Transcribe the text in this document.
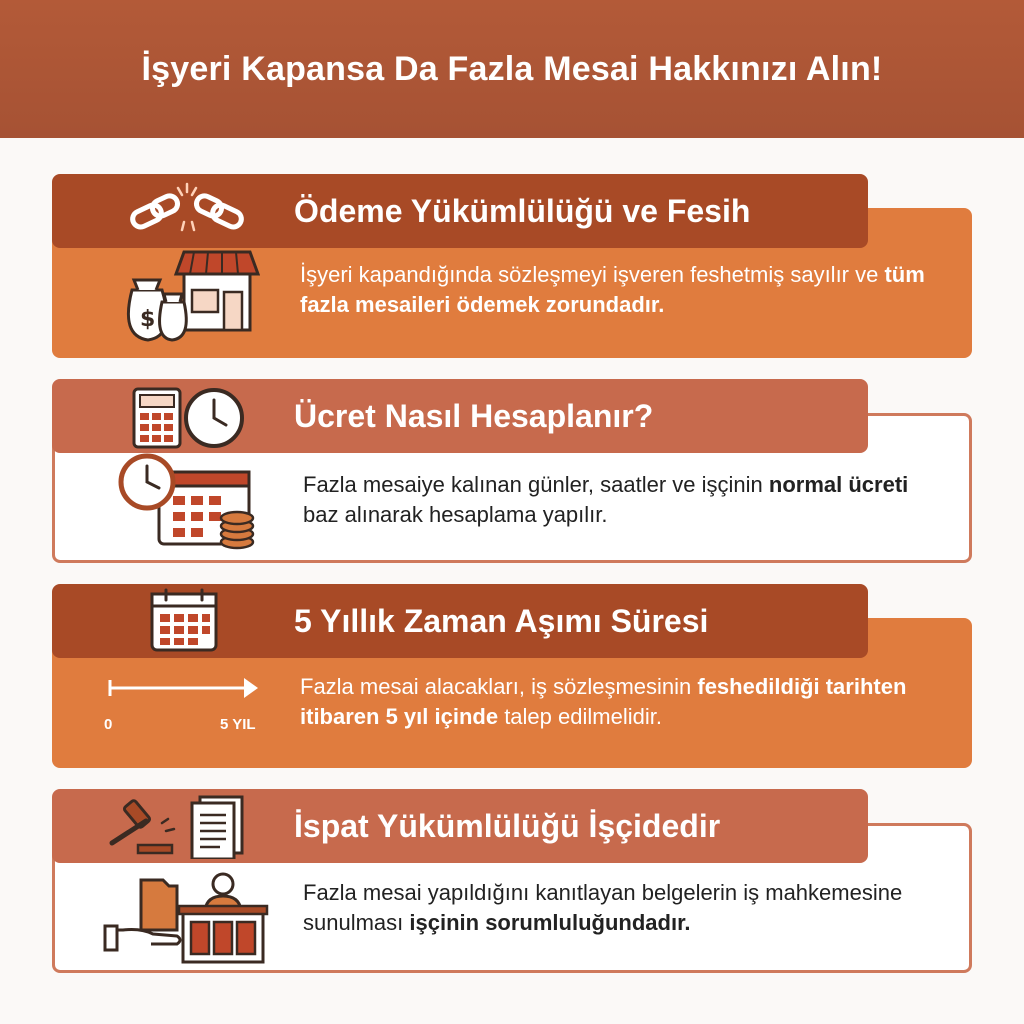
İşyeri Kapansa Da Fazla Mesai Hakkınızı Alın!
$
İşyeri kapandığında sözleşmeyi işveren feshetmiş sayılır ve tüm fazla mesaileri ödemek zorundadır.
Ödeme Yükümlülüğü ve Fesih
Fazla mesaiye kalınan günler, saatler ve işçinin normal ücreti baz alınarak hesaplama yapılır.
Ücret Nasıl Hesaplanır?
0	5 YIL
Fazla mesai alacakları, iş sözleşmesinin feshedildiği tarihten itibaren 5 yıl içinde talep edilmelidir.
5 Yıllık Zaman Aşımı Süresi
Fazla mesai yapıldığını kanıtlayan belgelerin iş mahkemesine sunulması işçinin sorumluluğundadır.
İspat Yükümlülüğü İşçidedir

### SET TASK
Each record above should be copied character for character, with pictures dropped.

### RESULT FOR THIS EXERCISE
Transcribe the text in this document.
İşyeri Kapansa Da Fazla Mesai Hakkınızı Alın!
$
İşyeri kapandığında sözleşmeyi işveren feshetmiş sayılır ve tüm fazla mesaileri ödemek zorundadır.
Ödeme Yükümlülüğü ve Fesih
Fazla mesaiye kalınan günler, saatler ve işçinin normal ücreti baz alınarak hesaplama yapılır.
Ücret Nasıl Hesaplanır?
0	5 YIL
Fazla mesai alacakları, iş sözleşmesinin feshedildiği tarihten itibaren 5 yıl içinde talep edilmelidir.
5 Yıllık Zaman Aşımı Süresi
Fazla mesai yapıldığını kanıtlayan belgelerin iş mahkemesine sunulması işçinin sorumluluğundadır.
İspat Yükümlülüğü İşçidedir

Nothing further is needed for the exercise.